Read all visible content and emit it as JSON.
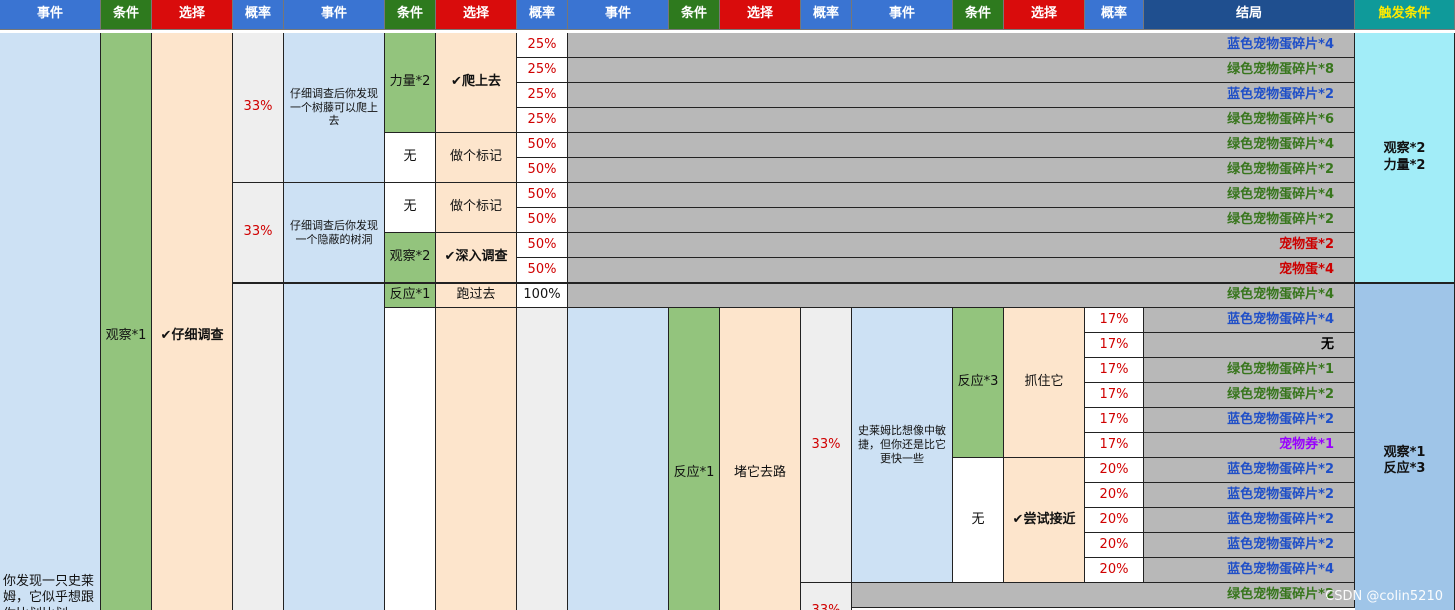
{
  "colors": {
    "header_blue": "#3a74d2",
    "header_green": "#2e7a1e",
    "header_red": "#d90c0c",
    "header_navy": "#1f4f8f",
    "header_teal": "#0f9a9a",
    "result_blue": "#1f4fc8",
    "result_green": "#38761d",
    "result_red": "#cc0000",
    "result_purple": "#9900ff"
  },
  "headers": [
    "事件",
    "条件",
    "选择",
    "概率",
    "事件",
    "条件",
    "选择",
    "概率",
    "事件",
    "条件",
    "选择",
    "概率",
    "事件",
    "条件",
    "选择",
    "概率",
    "结局",
    "触发条件"
  ],
  "main": {
    "event_text": "你发现一只史莱姆，它似乎想跟你比划比划，一直在挑衅",
    "condition": "观察*1",
    "choice": "✔仔细调查"
  },
  "branch_a": {
    "prob": "33%",
    "event": "仔细调查后你发现一个树藤可以爬上去",
    "cond_1": "力量*2",
    "choice_1": "✔爬上去",
    "cond_2": "无",
    "choice_2": "做个标记",
    "trigger": "观察*2\n力量*2"
  },
  "branch_b": {
    "prob": "33%",
    "event": "仔细调查后你发现一个隐蔽的树洞",
    "cond_1": "无",
    "choice_1": "做个标记",
    "cond_2": "观察*2",
    "choice_2": "✔深入调查"
  },
  "branch_c": {
    "cond_run": "反应*1",
    "choice_run": "跑过去",
    "prob_run": "100%",
    "cond_block": "反应*1",
    "choice_block": "堵它去路",
    "prob_block": "33%",
    "event_2": "史莱姆比想像中敏捷，但你还是比它更快一些",
    "cond_catch": "反应*3",
    "choice_catch": "抓住它",
    "cond_approach": "无",
    "choice_approach": "✔尝试接近",
    "prob_last": "33%",
    "trigger": "观察*1\n反应*3"
  },
  "rows": [
    {
      "prob": "25%",
      "result": "蓝色宠物蛋碎片*4",
      "color": "blue"
    },
    {
      "prob": "25%",
      "result": "绿色宠物蛋碎片*8",
      "color": "green"
    },
    {
      "prob": "25%",
      "result": "蓝色宠物蛋碎片*2",
      "color": "blue"
    },
    {
      "prob": "25%",
      "result": "绿色宠物蛋碎片*6",
      "color": "green"
    },
    {
      "prob": "50%",
      "result": "绿色宠物蛋碎片*4",
      "color": "green"
    },
    {
      "prob": "50%",
      "result": "绿色宠物蛋碎片*2",
      "color": "green"
    },
    {
      "prob": "50%",
      "result": "绿色宠物蛋碎片*4",
      "color": "green"
    },
    {
      "prob": "50%",
      "result": "绿色宠物蛋碎片*2",
      "color": "green"
    },
    {
      "prob": "50%",
      "result": "宠物蛋*2",
      "color": "red"
    },
    {
      "prob": "50%",
      "result": "宠物蛋*4",
      "color": "red"
    },
    {
      "prob": "",
      "result": "绿色宠物蛋碎片*4",
      "color": "green"
    },
    {
      "prob": "17%",
      "result": "蓝色宠物蛋碎片*4",
      "color": "blue"
    },
    {
      "prob": "17%",
      "result": "无",
      "color": "black"
    },
    {
      "prob": "17%",
      "result": "绿色宠物蛋碎片*1",
      "color": "green"
    },
    {
      "prob": "17%",
      "result": "绿色宠物蛋碎片*2",
      "color": "green"
    },
    {
      "prob": "17%",
      "result": "蓝色宠物蛋碎片*2",
      "color": "blue"
    },
    {
      "prob": "17%",
      "result": "宠物券*1",
      "color": "purple"
    },
    {
      "prob": "20%",
      "result": "蓝色宠物蛋碎片*2",
      "color": "blue"
    },
    {
      "prob": "20%",
      "result": "蓝色宠物蛋碎片*2",
      "color": "blue"
    },
    {
      "prob": "20%",
      "result": "蓝色宠物蛋碎片*2",
      "color": "blue"
    },
    {
      "prob": "20%",
      "result": "蓝色宠物蛋碎片*2",
      "color": "blue"
    },
    {
      "prob": "20%",
      "result": "蓝色宠物蛋碎片*4",
      "color": "blue"
    },
    {
      "prob": "",
      "result": "绿色宠物蛋碎片*2",
      "color": "green"
    }
  ],
  "watermark": "CSDN @colin5210"
}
◆ ◆ ◆ ◆ ◆
- _TASK BRIEF_:
Each record must be quoted in full and exactly. Do not include the pictures.

- _REPLY_:
Read all visible content and emit it as JSON.
{
  "colors": {
    "header_blue": "#3a74d2",
    "header_green": "#2e7a1e",
    "header_red": "#d90c0c",
    "header_navy": "#1f4f8f",
    "header_teal": "#0f9a9a",
    "result_blue": "#1f4fc8",
    "result_green": "#38761d",
    "result_red": "#cc0000",
    "result_purple": "#9900ff"
  },
  "headers": [
    "事件",
    "条件",
    "选择",
    "概率",
    "事件",
    "条件",
    "选择",
    "概率",
    "事件",
    "条件",
    "选择",
    "概率",
    "事件",
    "条件",
    "选择",
    "概率",
    "结局",
    "触发条件"
  ],
  "main": {
    "event_text": "你发现一只史莱姆，它似乎想跟你比划比划，一直在挑衅",
    "condition": "观察*1",
    "choice": "✔仔细调查"
  },
  "branch_a": {
    "prob": "33%",
    "event": "仔细调查后你发现一个树藤可以爬上去",
    "cond_1": "力量*2",
    "choice_1": "✔爬上去",
    "cond_2": "无",
    "choice_2": "做个标记",
    "trigger": "观察*2\n力量*2"
  },
  "branch_b": {
    "prob": "33%",
    "event": "仔细调查后你发现一个隐蔽的树洞",
    "cond_1": "无",
    "choice_1": "做个标记",
    "cond_2": "观察*2",
    "choice_2": "✔深入调查"
  },
  "branch_c": {
    "cond_run": "反应*1",
    "choice_run": "跑过去",
    "prob_run": "100%",
    "cond_block": "反应*1",
    "choice_block": "堵它去路",
    "prob_block": "33%",
    "event_2": "史莱姆比想像中敏捷，但你还是比它更快一些",
    "cond_catch": "反应*3",
    "choice_catch": "抓住它",
    "cond_approach": "无",
    "choice_approach": "✔尝试接近",
    "prob_last": "33%",
    "trigger": "观察*1\n反应*3"
  },
  "rows": [
    {
      "prob": "25%",
      "result": "蓝色宠物蛋碎片*4",
      "color": "blue"
    },
    {
      "prob": "25%",
      "result": "绿色宠物蛋碎片*8",
      "color": "green"
    },
    {
      "prob": "25%",
      "result": "蓝色宠物蛋碎片*2",
      "color": "blue"
    },
    {
      "prob": "25%",
      "result": "绿色宠物蛋碎片*6",
      "color": "green"
    },
    {
      "prob": "50%",
      "result": "绿色宠物蛋碎片*4",
      "color": "green"
    },
    {
      "prob": "50%",
      "result": "绿色宠物蛋碎片*2",
      "color": "green"
    },
    {
      "prob": "50%",
      "result": "绿色宠物蛋碎片*4",
      "color": "green"
    },
    {
      "prob": "50%",
      "result": "绿色宠物蛋碎片*2",
      "color": "green"
    },
    {
      "prob": "50%",
      "result": "宠物蛋*2",
      "color": "red"
    },
    {
      "prob": "50%",
      "result": "宠物蛋*4",
      "color": "red"
    },
    {
      "prob": "",
      "result": "绿色宠物蛋碎片*4",
      "color": "green"
    },
    {
      "prob": "17%",
      "result": "蓝色宠物蛋碎片*4",
      "color": "blue"
    },
    {
      "prob": "17%",
      "result": "无",
      "color": "black"
    },
    {
      "prob": "17%",
      "result": "绿色宠物蛋碎片*1",
      "color": "green"
    },
    {
      "prob": "17%",
      "result": "绿色宠物蛋碎片*2",
      "color": "green"
    },
    {
      "prob": "17%",
      "result": "蓝色宠物蛋碎片*2",
      "color": "blue"
    },
    {
      "prob": "17%",
      "result": "宠物券*1",
      "color": "purple"
    },
    {
      "prob": "20%",
      "result": "蓝色宠物蛋碎片*2",
      "color": "blue"
    },
    {
      "prob": "20%",
      "result": "蓝色宠物蛋碎片*2",
      "color": "blue"
    },
    {
      "prob": "20%",
      "result": "蓝色宠物蛋碎片*2",
      "color": "blue"
    },
    {
      "prob": "20%",
      "result": "蓝色宠物蛋碎片*2",
      "color": "blue"
    },
    {
      "prob": "20%",
      "result": "蓝色宠物蛋碎片*4",
      "color": "blue"
    },
    {
      "prob": "",
      "result": "绿色宠物蛋碎片*2",
      "color": "green"
    }
  ],
  "watermark": "CSDN @colin5210"
}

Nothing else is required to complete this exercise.